# EXTRACT:
════════════════
Posted on Sun, Jan. 22, 2006


Right-to-life rally shifts focus
Gathering turns attention from abortion to issues raised by Terri Schiavo case

Staff Writer

More than 1,000 people paraded down Gervais Street to the state Capitol Saturday morning carrying signs that read “I regret my abortion” and “Making it legal didn’t make it right.”

They gathered “to promote the dignity and worth of human life from conception to God-ordained death,” according to organizer Holly Gatling of South Carolina Citizens for Life. The rally, which typically has focused on the anti-abortion movement in the 33 years since the Roe v. Wade Supreme Court decision, shifted this year.
════════════════
# PROMPT:
Can you extend the article above about the South Carolina right-to-life rally, picking up after its last sentence?

# SUPPLIED DATA:
════════════════
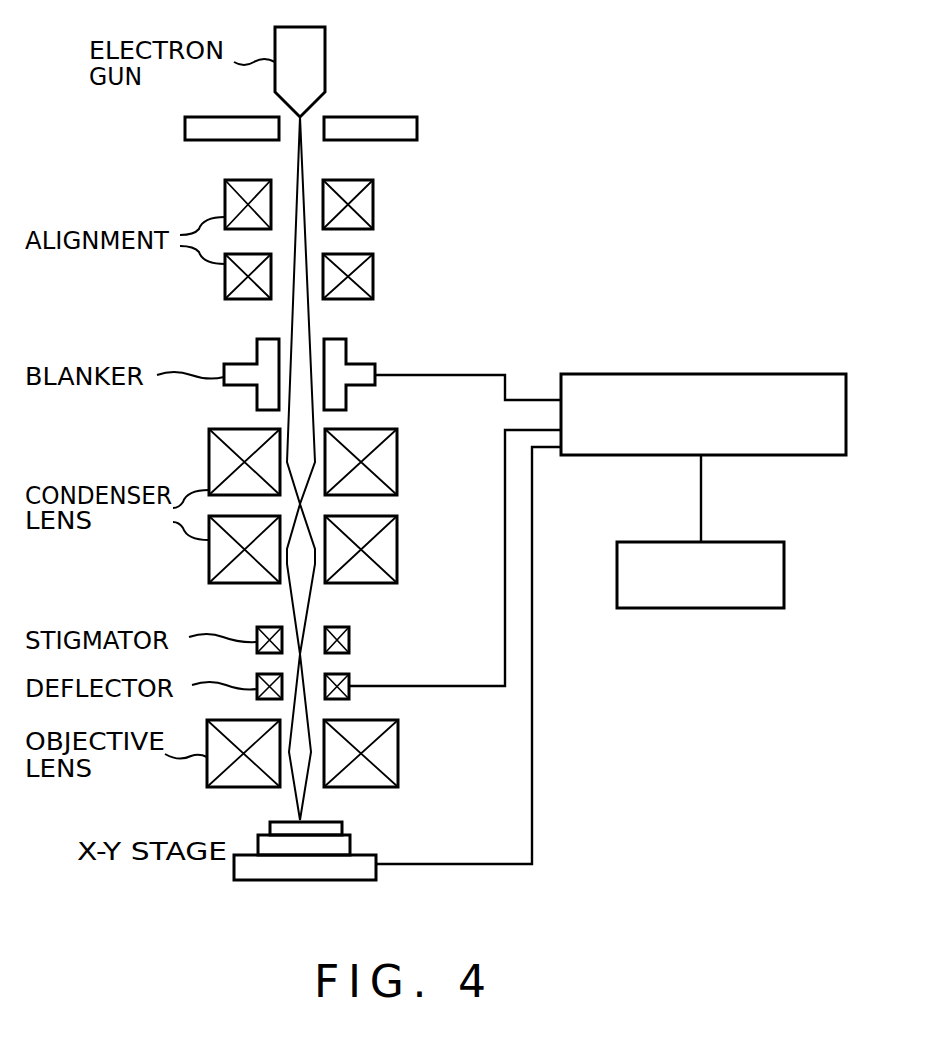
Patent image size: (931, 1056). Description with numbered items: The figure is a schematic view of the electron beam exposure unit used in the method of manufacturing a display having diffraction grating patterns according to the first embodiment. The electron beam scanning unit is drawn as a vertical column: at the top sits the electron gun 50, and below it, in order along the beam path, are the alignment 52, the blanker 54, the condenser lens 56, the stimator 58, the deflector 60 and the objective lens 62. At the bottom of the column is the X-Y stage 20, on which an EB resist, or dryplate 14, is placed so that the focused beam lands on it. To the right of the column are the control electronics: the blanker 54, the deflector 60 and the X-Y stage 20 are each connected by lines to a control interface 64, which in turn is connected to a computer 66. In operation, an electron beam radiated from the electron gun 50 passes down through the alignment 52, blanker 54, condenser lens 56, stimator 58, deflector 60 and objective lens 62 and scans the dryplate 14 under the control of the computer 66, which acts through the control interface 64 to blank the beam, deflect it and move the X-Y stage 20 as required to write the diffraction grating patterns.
════════════════
# RESULT:
Suzanne Vitadamo, sister of Terri Schiavo, spoke about the right of all people to live. Schiavo died of dehydration last March after a judge gave her husband, Michael, an order saying that a feeding tube keeping her alive since she collapsed of unknown causes in 1990 could be removed.

“Terri did not want to die,” Vitadamo told the crowd. “Terri was not terminal. She actually was a healthy, 41-year-old woman.”

Vitadamo, along with her parents and brother, have started a foundation to educate people about what happened to her sister.

“We don’t starve dogs in this country. It’s illegal,” she said. “Our goal is that this never happens to another human being.”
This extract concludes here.